ITEMS:
◇ ◇ ◇ ◇ ◇
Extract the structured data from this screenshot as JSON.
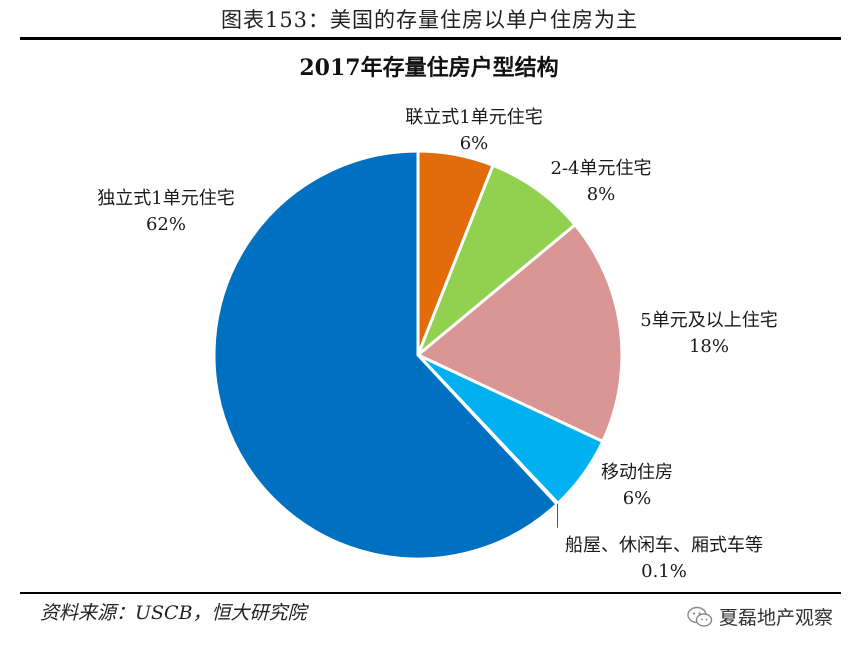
{
  "figure_caption": "图表153：美国的存量住房以单户住房为主",
  "chart_data": {
    "type": "pie",
    "title": "2017年存量住房户型结构",
    "slices": [
      {
        "label": "联立式1单元住宅",
        "value_label": "6%",
        "value": 6,
        "color": "#E36C0A"
      },
      {
        "label": "2-4单元住宅",
        "value_label": "8%",
        "value": 8,
        "color": "#92D050"
      },
      {
        "label": "5单元及以上住宅",
        "value_label": "18%",
        "value": 18,
        "color": "#D99694"
      },
      {
        "label": "移动住房",
        "value_label": "6%",
        "value": 6,
        "color": "#00B0F0"
      },
      {
        "label": "船屋、休闲车、厢式车等",
        "value_label": "0.1%",
        "value": 0.1,
        "color": "#C0C0C0"
      },
      {
        "label": "独立式1单元住宅",
        "value_label": "62%",
        "value": 62,
        "color": "#0070C0"
      }
    ],
    "legend": "none"
  },
  "source": "资料来源：USCB，恒大研究院",
  "watermark": {
    "icon": "wechat-icon",
    "text": "夏磊地产观察"
  }
}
◇ ◇ ◇ ◇ ◇
WRITTEN TASK:
All of the entries above should be duplicated exactly, except for the pictures.

COMPLETE ANSWER:
Extract the structured data from this screenshot as JSON.
{
  "figure_caption": "图表153：美国的存量住房以单户住房为主",
  "chart_data": {
    "type": "pie",
    "title": "2017年存量住房户型结构",
    "slices": [
      {
        "label": "联立式1单元住宅",
        "value_label": "6%",
        "value": 6,
        "color": "#E36C0A"
      },
      {
        "label": "2-4单元住宅",
        "value_label": "8%",
        "value": 8,
        "color": "#92D050"
      },
      {
        "label": "5单元及以上住宅",
        "value_label": "18%",
        "value": 18,
        "color": "#D99694"
      },
      {
        "label": "移动住房",
        "value_label": "6%",
        "value": 6,
        "color": "#00B0F0"
      },
      {
        "label": "船屋、休闲车、厢式车等",
        "value_label": "0.1%",
        "value": 0.1,
        "color": "#C0C0C0"
      },
      {
        "label": "独立式1单元住宅",
        "value_label": "62%",
        "value": 62,
        "color": "#0070C0"
      }
    ],
    "legend": "none"
  },
  "source": "资料来源：USCB，恒大研究院",
  "watermark": {
    "icon": "wechat-icon",
    "text": "夏磊地产观察"
  }
}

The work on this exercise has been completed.